**WRITTEN INSTRUCTION**. In the entries below, find the lines with the word "Енисейская" and copy them.

**Part of a data file**.
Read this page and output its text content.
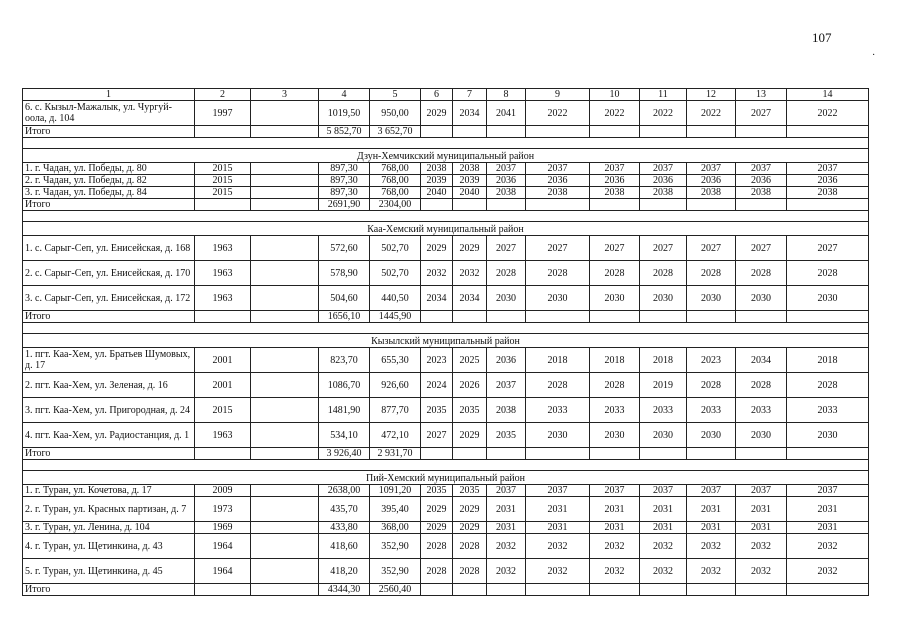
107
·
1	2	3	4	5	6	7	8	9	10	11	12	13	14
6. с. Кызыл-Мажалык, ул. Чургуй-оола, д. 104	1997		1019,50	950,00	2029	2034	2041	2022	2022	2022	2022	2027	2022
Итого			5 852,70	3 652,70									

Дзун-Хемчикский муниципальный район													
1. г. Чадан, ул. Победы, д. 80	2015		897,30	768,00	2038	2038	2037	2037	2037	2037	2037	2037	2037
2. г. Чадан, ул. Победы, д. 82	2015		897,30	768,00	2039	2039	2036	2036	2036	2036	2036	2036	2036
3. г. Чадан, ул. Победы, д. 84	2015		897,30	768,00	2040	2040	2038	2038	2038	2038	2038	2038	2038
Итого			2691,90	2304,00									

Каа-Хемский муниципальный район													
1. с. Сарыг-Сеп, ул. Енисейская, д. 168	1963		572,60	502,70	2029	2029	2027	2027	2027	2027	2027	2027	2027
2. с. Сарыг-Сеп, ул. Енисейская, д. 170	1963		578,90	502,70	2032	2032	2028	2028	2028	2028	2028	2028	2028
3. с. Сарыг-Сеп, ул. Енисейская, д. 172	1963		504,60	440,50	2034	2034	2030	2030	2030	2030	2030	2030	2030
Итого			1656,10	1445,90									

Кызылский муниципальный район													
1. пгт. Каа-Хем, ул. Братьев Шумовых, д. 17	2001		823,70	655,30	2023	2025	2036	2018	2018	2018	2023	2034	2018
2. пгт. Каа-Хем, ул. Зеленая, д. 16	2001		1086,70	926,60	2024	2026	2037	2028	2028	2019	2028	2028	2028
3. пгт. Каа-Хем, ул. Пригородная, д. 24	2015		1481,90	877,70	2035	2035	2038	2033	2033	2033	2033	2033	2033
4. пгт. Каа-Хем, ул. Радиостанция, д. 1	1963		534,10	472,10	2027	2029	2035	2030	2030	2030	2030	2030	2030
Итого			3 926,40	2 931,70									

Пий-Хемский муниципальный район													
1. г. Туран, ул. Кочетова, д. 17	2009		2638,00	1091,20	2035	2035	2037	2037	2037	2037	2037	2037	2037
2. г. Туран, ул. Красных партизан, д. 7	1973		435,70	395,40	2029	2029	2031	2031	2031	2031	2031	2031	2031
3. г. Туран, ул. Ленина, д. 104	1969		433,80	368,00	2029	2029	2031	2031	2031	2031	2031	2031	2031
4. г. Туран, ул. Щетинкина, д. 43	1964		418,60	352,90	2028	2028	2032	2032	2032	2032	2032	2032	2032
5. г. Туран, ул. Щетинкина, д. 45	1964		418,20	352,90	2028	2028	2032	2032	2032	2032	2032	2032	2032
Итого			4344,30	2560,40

==

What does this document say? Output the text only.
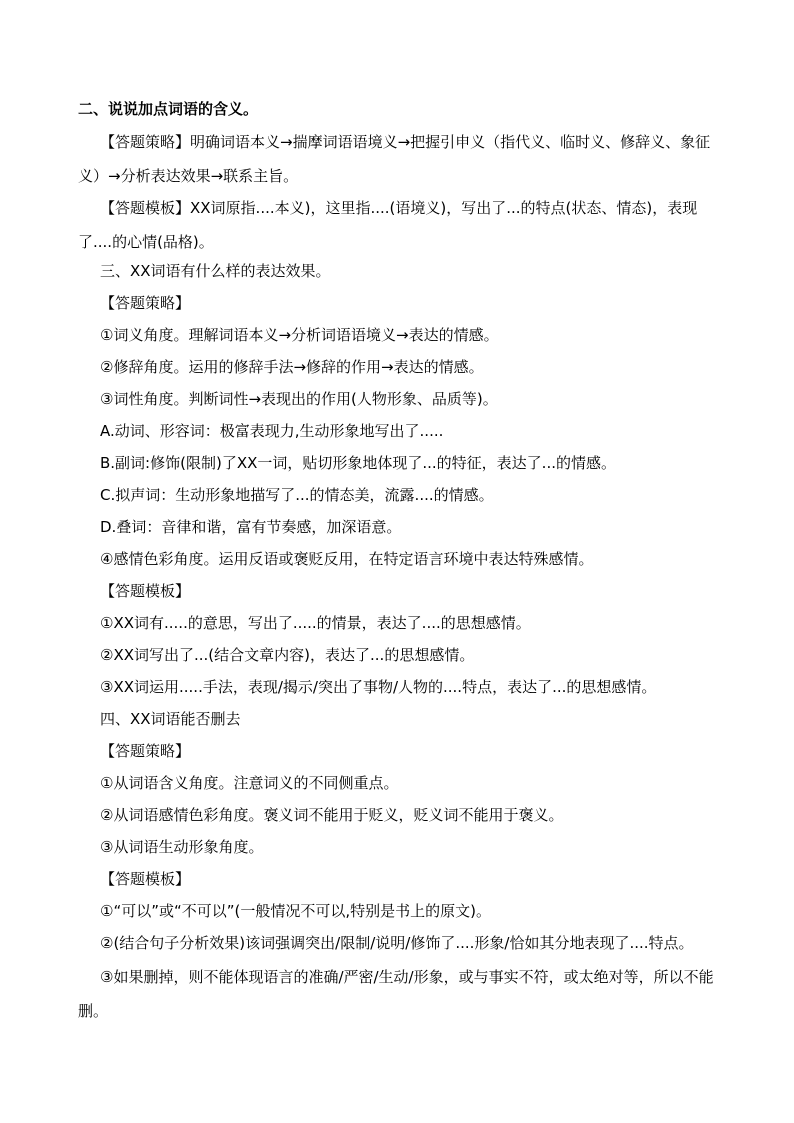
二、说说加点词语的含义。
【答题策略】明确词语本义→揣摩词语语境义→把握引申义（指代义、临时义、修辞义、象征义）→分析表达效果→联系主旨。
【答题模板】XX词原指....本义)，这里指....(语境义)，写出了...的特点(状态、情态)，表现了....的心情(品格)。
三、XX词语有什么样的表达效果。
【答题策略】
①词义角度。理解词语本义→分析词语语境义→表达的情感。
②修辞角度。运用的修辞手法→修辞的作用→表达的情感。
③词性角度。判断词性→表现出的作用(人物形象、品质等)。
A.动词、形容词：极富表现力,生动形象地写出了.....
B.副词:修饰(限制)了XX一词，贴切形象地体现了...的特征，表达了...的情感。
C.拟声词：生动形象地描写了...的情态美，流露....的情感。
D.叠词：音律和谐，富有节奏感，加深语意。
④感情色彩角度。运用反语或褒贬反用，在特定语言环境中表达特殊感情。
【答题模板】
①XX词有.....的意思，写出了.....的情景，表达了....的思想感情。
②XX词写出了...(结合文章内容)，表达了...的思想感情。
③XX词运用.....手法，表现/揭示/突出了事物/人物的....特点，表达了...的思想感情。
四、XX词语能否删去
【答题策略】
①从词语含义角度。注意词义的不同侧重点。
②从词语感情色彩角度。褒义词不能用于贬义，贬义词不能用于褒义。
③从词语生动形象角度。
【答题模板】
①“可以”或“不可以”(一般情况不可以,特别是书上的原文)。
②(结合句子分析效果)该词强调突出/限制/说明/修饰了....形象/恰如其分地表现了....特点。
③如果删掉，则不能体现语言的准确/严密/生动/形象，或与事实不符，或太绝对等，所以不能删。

---

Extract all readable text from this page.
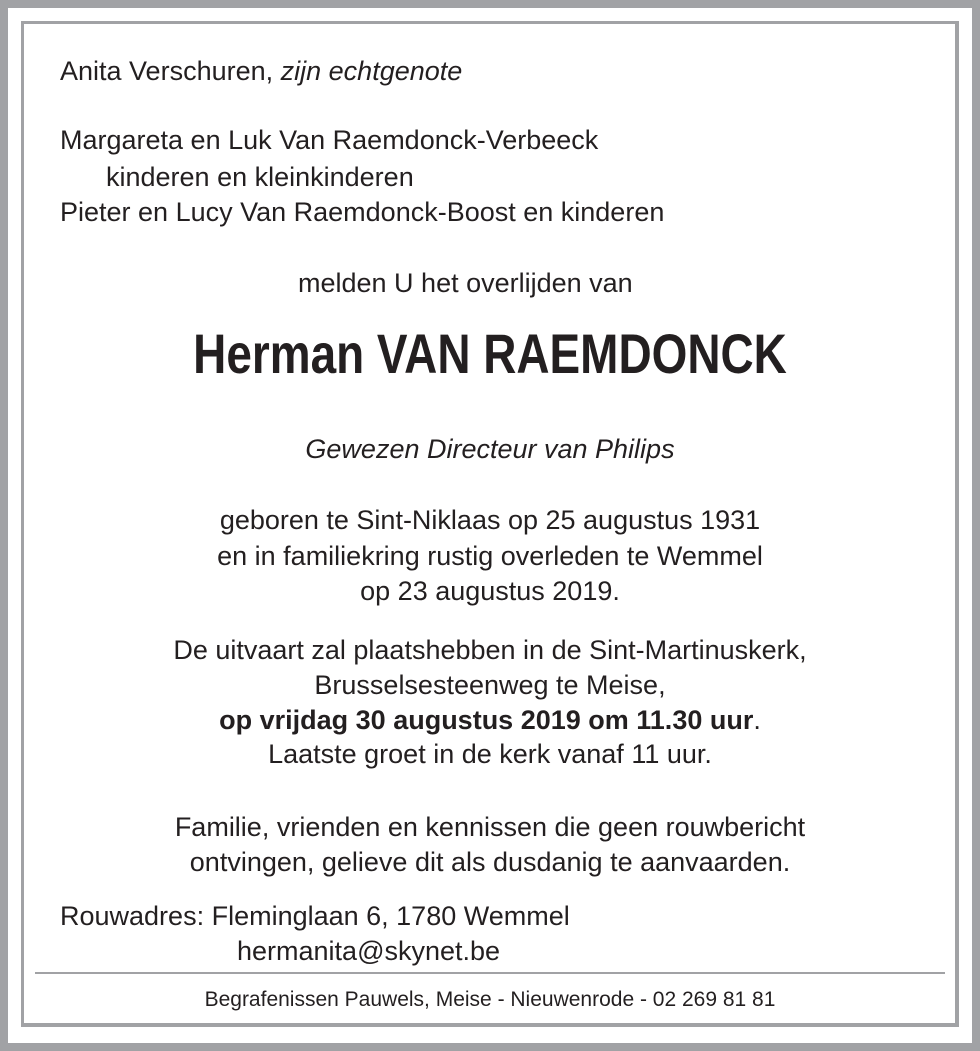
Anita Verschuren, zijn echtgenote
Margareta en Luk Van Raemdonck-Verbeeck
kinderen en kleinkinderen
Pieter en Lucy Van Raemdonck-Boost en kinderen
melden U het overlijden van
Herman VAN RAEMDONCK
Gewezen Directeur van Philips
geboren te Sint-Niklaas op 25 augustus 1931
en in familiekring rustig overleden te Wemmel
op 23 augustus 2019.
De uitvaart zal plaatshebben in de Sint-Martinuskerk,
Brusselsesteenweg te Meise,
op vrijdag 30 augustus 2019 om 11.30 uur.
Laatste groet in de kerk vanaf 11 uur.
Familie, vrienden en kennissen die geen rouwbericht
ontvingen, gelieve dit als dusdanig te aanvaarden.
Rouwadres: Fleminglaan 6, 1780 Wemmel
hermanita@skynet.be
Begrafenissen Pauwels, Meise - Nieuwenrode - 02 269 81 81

**REPLY**.
1. с. Сарыг-Сеп, ул. Енисейская, д. 168	1963		572,60	502,70	2029	2029	2027	2027	2027	2027	2027	2027	2027
2. с. Сарыг-Сеп, ул. Енисейская, д. 170	1963		578,90	502,70	2032	2032	2028	2028	2028	2028	2028	2028	2028
3. с. Сарыг-Сеп, ул. Енисейская, д. 172	1963		504,60	440,50	2034	2034	2030	2030	2030	2030	2030	2030	2030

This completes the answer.